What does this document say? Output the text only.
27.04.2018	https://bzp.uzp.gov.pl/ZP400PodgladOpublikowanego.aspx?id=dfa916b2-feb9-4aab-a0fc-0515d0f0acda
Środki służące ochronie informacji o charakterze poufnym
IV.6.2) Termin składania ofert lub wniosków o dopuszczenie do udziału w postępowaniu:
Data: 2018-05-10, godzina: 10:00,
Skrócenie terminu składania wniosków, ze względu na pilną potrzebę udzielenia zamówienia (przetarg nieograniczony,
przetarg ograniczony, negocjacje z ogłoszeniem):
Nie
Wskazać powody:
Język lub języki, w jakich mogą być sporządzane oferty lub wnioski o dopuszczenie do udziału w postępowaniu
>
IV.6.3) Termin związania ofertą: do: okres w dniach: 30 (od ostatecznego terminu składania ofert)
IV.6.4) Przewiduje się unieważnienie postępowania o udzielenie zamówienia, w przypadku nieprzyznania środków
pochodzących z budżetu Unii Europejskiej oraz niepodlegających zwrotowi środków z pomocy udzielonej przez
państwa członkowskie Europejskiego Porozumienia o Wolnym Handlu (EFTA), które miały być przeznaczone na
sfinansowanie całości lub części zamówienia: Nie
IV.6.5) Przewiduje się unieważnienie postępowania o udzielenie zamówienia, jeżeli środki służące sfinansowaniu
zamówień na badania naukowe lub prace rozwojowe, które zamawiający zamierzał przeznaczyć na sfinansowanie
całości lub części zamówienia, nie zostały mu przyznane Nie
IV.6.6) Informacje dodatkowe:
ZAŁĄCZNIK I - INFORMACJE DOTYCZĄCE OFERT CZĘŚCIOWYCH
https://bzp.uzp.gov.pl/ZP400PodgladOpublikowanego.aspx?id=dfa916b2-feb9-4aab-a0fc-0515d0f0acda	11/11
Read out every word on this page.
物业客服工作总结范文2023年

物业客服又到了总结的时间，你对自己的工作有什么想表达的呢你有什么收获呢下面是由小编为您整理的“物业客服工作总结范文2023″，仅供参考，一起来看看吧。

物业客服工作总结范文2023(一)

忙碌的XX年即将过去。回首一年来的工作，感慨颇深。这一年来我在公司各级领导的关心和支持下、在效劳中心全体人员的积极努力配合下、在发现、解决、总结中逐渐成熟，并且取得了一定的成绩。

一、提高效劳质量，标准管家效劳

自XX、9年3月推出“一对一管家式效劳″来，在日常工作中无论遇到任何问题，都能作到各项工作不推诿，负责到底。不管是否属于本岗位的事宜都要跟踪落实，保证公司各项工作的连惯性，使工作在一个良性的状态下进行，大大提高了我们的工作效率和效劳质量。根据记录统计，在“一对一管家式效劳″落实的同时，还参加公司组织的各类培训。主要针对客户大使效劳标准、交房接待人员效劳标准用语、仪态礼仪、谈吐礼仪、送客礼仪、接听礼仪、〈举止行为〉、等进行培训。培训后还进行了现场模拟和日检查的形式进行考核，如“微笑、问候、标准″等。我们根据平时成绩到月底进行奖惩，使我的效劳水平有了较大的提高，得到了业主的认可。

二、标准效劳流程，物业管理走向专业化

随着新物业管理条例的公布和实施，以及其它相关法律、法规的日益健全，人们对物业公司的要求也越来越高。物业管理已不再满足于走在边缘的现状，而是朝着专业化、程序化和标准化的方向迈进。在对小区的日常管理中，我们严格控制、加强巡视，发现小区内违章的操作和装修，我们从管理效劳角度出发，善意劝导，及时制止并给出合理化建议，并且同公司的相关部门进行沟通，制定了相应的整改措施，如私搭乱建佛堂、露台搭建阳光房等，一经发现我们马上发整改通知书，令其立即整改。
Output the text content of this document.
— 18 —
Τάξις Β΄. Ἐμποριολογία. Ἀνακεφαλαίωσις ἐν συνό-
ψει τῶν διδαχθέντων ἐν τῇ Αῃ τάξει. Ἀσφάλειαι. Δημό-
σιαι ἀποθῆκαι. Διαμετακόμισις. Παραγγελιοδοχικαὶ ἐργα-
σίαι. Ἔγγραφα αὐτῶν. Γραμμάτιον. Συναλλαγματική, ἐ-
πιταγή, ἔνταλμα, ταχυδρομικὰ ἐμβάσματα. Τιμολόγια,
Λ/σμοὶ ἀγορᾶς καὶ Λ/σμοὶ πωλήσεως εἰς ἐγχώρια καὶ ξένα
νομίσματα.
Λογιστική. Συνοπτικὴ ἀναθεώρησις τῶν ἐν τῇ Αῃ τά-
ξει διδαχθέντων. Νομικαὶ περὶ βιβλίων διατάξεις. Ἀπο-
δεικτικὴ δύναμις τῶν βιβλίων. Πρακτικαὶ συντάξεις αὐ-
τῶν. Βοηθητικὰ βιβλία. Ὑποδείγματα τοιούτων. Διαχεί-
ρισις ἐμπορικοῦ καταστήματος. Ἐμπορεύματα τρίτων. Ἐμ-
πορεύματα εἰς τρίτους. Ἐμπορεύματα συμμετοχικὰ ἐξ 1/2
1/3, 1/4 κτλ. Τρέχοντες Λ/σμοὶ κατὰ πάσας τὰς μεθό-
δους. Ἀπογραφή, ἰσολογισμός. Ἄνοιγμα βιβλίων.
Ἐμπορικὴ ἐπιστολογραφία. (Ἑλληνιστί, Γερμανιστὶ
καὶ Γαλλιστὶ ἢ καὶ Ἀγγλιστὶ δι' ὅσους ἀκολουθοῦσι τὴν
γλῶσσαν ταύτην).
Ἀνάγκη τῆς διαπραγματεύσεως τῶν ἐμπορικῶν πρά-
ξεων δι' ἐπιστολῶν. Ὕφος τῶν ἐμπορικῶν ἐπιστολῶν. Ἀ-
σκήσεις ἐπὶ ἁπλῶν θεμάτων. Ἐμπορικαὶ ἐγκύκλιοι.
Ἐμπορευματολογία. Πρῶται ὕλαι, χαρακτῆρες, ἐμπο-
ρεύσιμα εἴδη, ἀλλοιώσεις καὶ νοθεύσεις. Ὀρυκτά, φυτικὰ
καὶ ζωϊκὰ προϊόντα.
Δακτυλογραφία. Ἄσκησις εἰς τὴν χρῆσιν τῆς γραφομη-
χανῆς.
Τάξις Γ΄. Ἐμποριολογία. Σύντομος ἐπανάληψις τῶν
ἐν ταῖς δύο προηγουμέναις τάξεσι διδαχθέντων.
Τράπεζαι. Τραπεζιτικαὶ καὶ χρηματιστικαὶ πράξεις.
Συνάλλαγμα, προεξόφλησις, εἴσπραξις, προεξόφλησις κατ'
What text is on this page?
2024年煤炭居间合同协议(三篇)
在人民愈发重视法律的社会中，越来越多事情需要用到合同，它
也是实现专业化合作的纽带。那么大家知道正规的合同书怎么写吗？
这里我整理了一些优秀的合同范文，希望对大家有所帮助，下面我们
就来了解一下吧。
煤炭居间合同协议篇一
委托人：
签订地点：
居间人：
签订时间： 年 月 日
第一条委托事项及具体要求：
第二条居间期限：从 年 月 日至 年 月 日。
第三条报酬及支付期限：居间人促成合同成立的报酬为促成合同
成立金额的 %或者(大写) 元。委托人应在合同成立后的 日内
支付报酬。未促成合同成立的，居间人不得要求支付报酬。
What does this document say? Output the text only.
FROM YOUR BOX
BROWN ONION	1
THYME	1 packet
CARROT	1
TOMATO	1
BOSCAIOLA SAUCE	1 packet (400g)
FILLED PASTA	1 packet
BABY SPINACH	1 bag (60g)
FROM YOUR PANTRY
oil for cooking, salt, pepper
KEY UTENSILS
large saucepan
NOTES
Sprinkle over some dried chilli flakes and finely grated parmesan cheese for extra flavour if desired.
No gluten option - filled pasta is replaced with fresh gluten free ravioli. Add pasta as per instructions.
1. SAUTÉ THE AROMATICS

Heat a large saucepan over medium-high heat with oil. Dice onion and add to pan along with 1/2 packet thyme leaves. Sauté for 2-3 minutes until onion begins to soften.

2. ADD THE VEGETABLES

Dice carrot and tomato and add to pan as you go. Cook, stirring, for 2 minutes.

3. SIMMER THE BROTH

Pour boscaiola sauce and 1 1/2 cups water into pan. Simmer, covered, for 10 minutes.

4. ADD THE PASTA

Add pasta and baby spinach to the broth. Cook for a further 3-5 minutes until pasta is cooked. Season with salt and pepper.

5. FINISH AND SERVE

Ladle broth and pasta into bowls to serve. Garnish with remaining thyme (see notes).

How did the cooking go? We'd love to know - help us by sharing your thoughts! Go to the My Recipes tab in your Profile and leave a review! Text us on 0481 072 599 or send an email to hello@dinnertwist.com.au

────────────────

### WRITTEN PROBLEM
Using the data above, copy each line that contains "które".

### RESPONSE
państwa członkowskie Europejskiego Porozumienia o Wolnym Handlu (EFTA), które miały być przeznaczone na
zamówień na badania naukowe lub prace rozwojowe, które zamawiający zamierzał przeznaczyć na sfinansowanie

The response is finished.